__Given instruction__: Copy out the rows below, substituting "Family owned for decades" for every occurrence of "Long term family owned" and leaving everything else unchanged.

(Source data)

------------------------

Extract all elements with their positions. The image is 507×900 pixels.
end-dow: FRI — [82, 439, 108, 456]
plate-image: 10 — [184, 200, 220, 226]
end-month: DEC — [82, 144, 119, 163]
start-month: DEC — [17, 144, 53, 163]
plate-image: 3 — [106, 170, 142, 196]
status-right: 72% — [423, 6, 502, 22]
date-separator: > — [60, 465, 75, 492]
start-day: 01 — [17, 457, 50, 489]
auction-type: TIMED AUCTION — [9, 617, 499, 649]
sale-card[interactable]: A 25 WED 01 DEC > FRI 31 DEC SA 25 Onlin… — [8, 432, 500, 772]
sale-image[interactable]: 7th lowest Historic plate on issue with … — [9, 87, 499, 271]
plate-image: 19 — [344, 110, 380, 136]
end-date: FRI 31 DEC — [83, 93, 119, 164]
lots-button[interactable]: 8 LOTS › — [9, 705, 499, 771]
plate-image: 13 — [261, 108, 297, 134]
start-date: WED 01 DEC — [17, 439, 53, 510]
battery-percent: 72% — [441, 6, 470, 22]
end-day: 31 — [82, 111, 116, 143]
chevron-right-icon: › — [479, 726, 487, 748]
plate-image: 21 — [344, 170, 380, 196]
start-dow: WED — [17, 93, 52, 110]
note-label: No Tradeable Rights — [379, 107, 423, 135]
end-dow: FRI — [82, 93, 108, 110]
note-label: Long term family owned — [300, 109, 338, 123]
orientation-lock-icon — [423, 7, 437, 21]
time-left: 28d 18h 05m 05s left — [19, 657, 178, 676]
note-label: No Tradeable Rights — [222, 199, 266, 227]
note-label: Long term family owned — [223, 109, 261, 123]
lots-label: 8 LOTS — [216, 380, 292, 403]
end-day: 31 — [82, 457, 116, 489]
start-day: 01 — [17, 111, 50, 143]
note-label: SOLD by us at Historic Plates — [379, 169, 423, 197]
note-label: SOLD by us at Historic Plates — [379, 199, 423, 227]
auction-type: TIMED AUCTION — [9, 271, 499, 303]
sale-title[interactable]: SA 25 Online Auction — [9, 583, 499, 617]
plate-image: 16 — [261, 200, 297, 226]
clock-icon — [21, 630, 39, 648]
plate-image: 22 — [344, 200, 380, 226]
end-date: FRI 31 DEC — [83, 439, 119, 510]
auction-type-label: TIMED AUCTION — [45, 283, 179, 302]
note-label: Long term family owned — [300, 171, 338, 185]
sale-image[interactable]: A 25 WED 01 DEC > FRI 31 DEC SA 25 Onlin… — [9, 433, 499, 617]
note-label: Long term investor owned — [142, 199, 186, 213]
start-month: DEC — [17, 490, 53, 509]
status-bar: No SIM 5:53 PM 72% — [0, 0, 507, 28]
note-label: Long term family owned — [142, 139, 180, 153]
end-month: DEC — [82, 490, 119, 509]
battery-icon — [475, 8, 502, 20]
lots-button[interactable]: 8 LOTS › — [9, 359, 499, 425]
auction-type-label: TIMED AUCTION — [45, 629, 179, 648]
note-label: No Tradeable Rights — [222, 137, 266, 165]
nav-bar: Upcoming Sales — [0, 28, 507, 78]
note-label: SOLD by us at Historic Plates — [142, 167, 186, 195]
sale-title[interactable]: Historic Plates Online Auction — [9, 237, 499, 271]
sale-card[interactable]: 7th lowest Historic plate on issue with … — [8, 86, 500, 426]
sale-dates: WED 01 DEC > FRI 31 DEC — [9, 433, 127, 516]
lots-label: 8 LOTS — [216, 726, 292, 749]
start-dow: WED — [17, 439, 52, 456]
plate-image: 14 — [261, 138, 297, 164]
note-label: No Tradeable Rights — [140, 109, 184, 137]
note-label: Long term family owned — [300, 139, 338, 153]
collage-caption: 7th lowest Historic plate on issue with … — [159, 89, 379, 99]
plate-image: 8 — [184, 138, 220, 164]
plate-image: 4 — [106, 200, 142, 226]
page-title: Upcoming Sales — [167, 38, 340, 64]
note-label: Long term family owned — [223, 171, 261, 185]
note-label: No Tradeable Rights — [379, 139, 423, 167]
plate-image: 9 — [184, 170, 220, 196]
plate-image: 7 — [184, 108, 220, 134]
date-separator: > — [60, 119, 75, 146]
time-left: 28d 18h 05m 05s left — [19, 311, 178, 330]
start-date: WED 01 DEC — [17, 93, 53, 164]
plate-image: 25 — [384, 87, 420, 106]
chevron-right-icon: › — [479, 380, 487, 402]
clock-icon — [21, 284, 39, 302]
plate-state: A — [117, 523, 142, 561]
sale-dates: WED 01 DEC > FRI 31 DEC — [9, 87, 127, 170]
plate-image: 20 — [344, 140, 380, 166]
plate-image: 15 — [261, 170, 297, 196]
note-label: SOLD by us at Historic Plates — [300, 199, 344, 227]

------------------------

__Written solution__:
Extract all elements with their positions. The image is 507×900 pixels.
end-dow: FRI — [82, 439, 108, 456]
plate-image: 10 — [184, 200, 220, 226]
end-month: DEC — [82, 144, 119, 163]
start-month: DEC — [17, 144, 53, 163]
plate-image: 3 — [106, 170, 142, 196]
status-right: 72% — [423, 6, 502, 22]
date-separator: > — [60, 465, 75, 492]
start-day: 01 — [17, 457, 50, 489]
auction-type: TIMED AUCTION — [9, 617, 499, 649]
sale-card[interactable]: A 25 WED 01 DEC > FRI 31 DEC SA 25 Onlin… — [8, 432, 500, 772]
sale-image[interactable]: 7th lowest Historic plate on issue with … — [9, 87, 499, 271]
plate-image: 19 — [344, 110, 380, 136]
end-date: FRI 31 DEC — [83, 93, 119, 164]
lots-button[interactable]: 8 LOTS › — [9, 705, 499, 771]
plate-image: 13 — [261, 108, 297, 134]
start-date: WED 01 DEC — [17, 439, 53, 510]
battery-percent: 72% — [441, 6, 470, 22]
end-day: 31 — [82, 111, 116, 143]
chevron-right-icon: › — [479, 726, 487, 748]
plate-image: 21 — [344, 170, 380, 196]
start-dow: WED — [17, 93, 52, 110]
note-label: No Tradeable Rights — [379, 107, 423, 135]
end-dow: FRI — [82, 93, 108, 110]
note-label: Family owned for decades — [300, 109, 338, 123]
orientation-lock-icon — [423, 7, 437, 21]
time-left: 28d 18h 05m 05s left — [19, 657, 178, 676]
note-label: No Tradeable Rights — [222, 199, 266, 227]
note-label: Family owned for decades — [223, 109, 261, 123]
lots-label: 8 LOTS — [216, 380, 292, 403]
end-day: 31 — [82, 457, 116, 489]
start-day: 01 — [17, 111, 50, 143]
note-label: SOLD by us at Historic Plates — [379, 169, 423, 197]
note-label: SOLD by us at Historic Plates — [379, 199, 423, 227]
auction-type: TIMED AUCTION — [9, 271, 499, 303]
sale-title[interactable]: SA 25 Online Auction — [9, 583, 499, 617]
plate-image: 16 — [261, 200, 297, 226]
clock-icon — [21, 630, 39, 648]
plate-image: 22 — [344, 200, 380, 226]
end-date: FRI 31 DEC — [83, 439, 119, 510]
auction-type-label: TIMED AUCTION — [45, 283, 179, 302]
note-label: Family owned for decades — [300, 171, 338, 185]
sale-image[interactable]: A 25 WED 01 DEC > FRI 31 DEC SA 25 Onlin… — [9, 433, 499, 617]
note-label: Long term investor owned — [142, 199, 186, 213]
start-month: DEC — [17, 490, 53, 509]
status-bar: No SIM 5:53 PM 72% — [0, 0, 507, 28]
note-label: Family owned for decades — [142, 139, 180, 153]
end-month: DEC — [82, 490, 119, 509]
battery-icon — [475, 8, 502, 20]
lots-button[interactable]: 8 LOTS › — [9, 359, 499, 425]
auction-type-label: TIMED AUCTION — [45, 629, 179, 648]
note-label: No Tradeable Rights — [222, 137, 266, 165]
nav-bar: Upcoming Sales — [0, 28, 507, 78]
note-label: SOLD by us at Historic Plates — [142, 167, 186, 195]
sale-title[interactable]: Historic Plates Online Auction — [9, 237, 499, 271]
sale-card[interactable]: 7th lowest Historic plate on issue with … — [8, 86, 500, 426]
sale-dates: WED 01 DEC > FRI 31 DEC — [9, 433, 127, 516]
lots-label: 8 LOTS — [216, 726, 292, 749]
start-dow: WED — [17, 439, 52, 456]
plate-image: 14 — [261, 138, 297, 164]
note-label: No Tradeable Rights — [140, 109, 184, 137]
note-label: Family owned for decades — [300, 139, 338, 153]
collage-caption: 7th lowest Historic plate on issue with … — [159, 89, 379, 99]
plate-image: 8 — [184, 138, 220, 164]
plate-image: 4 — [106, 200, 142, 226]
page-title: Upcoming Sales — [167, 38, 340, 64]
note-label: Family owned for decades — [223, 171, 261, 185]
note-label: No Tradeable Rights — [379, 139, 423, 167]
plate-image: 9 — [184, 170, 220, 196]
plate-image: 7 — [184, 108, 220, 134]
date-separator: > — [60, 119, 75, 146]
time-left: 28d 18h 05m 05s left — [19, 311, 178, 330]
start-date: WED 01 DEC — [17, 93, 53, 164]
plate-image: 25 — [384, 87, 420, 106]
chevron-right-icon: › — [479, 380, 487, 402]
clock-icon — [21, 284, 39, 302]
plate-state: A — [117, 523, 142, 561]
sale-dates: WED 01 DEC > FRI 31 DEC — [9, 87, 127, 170]
plate-image: 20 — [344, 140, 380, 166]
plate-image: 15 — [261, 170, 297, 196]
note-label: SOLD by us at Historic Plates — [300, 199, 344, 227]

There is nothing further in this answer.